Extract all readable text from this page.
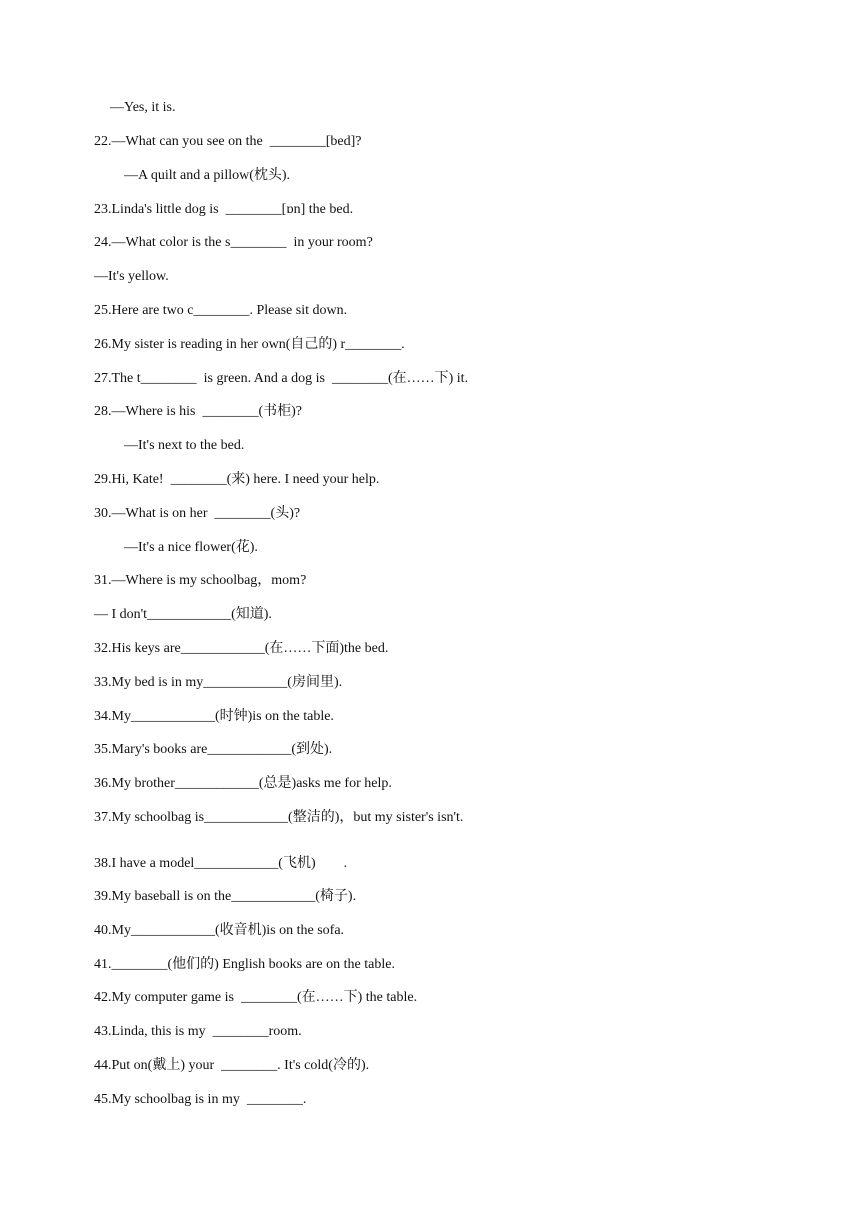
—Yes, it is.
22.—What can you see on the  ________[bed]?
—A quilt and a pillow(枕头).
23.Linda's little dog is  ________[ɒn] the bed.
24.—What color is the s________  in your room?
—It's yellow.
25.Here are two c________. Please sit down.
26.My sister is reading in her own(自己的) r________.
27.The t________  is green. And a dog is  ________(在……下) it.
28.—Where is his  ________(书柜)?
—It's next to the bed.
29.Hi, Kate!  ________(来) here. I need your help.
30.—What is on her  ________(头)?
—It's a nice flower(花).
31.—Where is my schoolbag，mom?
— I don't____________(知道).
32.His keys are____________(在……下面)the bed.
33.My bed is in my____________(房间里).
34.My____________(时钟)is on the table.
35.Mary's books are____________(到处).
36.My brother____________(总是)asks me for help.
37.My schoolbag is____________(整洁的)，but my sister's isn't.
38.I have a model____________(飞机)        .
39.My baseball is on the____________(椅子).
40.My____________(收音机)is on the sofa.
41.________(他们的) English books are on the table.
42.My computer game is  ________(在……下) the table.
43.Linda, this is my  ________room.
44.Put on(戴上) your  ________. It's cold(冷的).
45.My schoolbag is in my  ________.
...
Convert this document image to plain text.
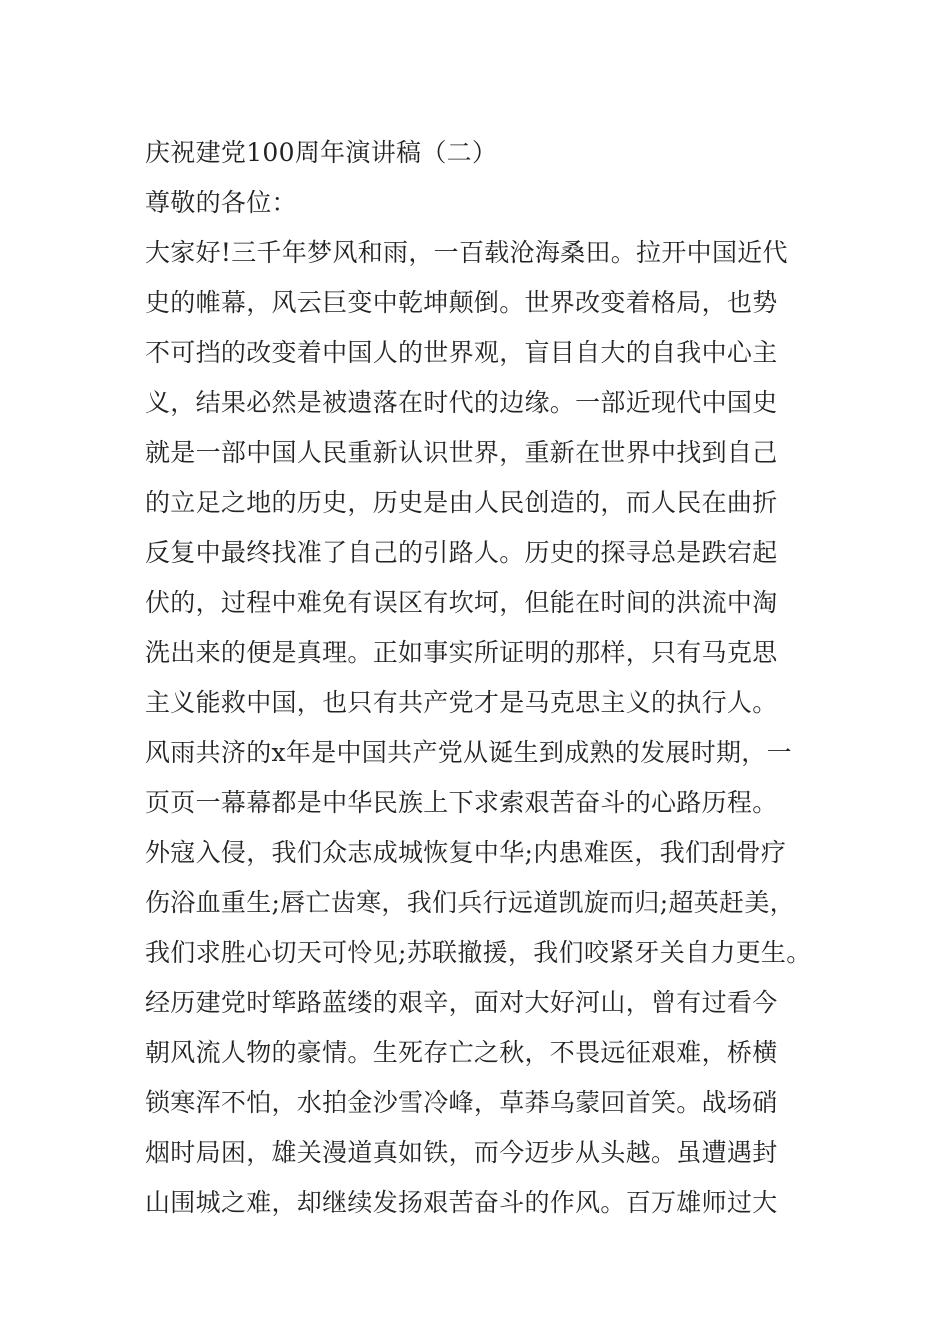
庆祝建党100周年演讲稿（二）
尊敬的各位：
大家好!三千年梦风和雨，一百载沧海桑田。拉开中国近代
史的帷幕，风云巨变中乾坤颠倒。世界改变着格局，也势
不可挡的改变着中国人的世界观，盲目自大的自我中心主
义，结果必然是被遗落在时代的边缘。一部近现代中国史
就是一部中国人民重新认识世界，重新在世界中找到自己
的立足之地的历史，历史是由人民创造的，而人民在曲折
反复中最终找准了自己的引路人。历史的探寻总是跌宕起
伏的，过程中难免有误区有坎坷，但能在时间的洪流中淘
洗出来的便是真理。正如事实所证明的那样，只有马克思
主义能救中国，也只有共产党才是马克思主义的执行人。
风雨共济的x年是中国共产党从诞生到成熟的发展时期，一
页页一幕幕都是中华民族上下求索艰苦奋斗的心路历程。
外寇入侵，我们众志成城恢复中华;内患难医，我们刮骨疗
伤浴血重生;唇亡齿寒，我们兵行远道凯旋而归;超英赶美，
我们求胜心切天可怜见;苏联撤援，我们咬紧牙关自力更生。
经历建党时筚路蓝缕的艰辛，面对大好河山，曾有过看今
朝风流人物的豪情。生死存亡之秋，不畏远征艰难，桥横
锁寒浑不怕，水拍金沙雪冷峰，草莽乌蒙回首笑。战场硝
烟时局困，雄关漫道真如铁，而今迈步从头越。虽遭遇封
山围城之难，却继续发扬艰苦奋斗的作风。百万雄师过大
---
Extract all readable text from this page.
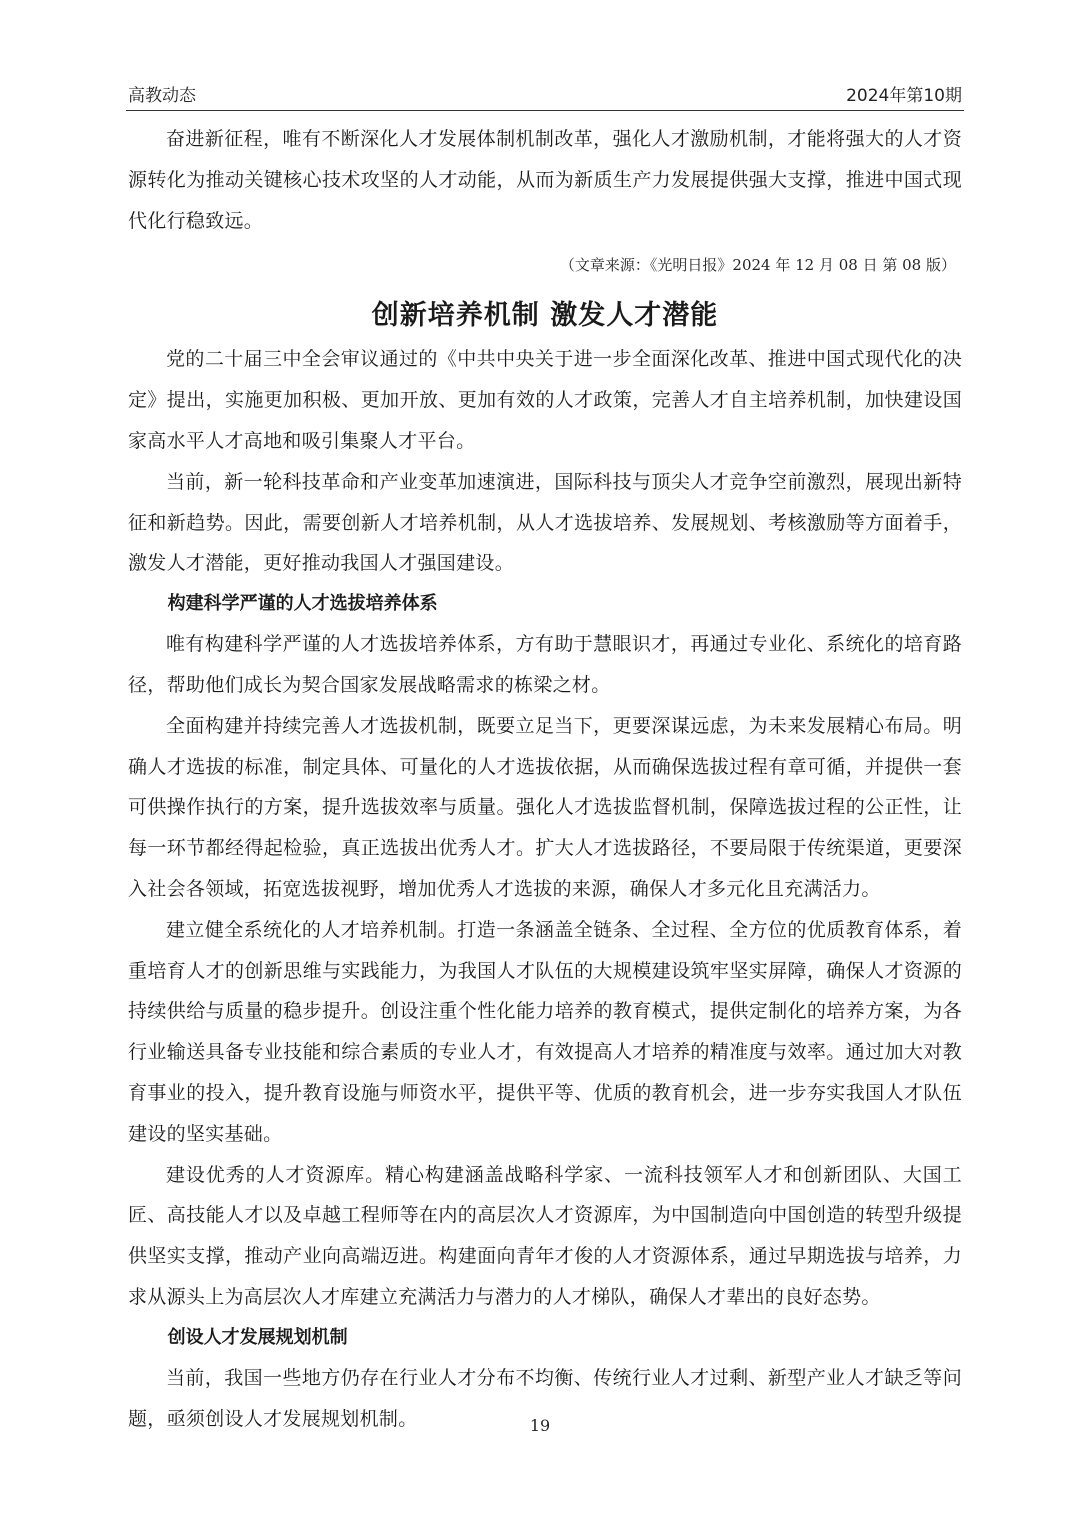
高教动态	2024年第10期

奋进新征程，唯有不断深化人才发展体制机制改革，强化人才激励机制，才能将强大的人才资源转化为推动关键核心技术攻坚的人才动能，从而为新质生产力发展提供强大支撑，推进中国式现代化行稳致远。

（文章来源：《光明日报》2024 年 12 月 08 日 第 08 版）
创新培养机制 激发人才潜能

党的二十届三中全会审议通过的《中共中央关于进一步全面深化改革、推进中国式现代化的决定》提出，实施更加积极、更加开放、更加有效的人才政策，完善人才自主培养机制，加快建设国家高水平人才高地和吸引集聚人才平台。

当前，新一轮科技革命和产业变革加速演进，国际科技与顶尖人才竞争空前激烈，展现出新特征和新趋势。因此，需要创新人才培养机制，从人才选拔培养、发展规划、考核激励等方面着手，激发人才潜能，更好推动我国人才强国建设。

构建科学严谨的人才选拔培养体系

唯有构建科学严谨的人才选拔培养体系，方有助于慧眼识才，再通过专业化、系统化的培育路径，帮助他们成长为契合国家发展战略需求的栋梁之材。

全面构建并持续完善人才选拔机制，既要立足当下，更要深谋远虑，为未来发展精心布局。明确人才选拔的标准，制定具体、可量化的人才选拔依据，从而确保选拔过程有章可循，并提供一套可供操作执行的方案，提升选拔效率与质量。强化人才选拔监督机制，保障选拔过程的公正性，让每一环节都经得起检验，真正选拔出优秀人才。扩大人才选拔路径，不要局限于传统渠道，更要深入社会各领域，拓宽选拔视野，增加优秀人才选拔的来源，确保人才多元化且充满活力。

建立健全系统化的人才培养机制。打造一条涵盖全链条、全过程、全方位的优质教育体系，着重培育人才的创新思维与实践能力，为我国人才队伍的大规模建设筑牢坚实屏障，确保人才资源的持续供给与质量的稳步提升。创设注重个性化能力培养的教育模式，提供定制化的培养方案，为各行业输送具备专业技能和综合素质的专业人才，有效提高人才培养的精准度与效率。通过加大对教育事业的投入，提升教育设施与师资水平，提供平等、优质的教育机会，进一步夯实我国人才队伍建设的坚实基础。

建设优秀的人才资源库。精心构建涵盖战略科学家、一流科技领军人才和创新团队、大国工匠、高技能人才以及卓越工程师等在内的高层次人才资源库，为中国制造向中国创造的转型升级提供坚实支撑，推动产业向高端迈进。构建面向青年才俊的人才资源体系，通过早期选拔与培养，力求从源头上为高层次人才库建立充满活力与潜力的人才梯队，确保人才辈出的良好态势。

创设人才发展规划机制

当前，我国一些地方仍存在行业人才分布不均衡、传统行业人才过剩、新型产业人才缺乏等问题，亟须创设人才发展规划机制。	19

Job: Give only the number of lines in the entries above that hold the string "激发人才潜能".

Answer below: 2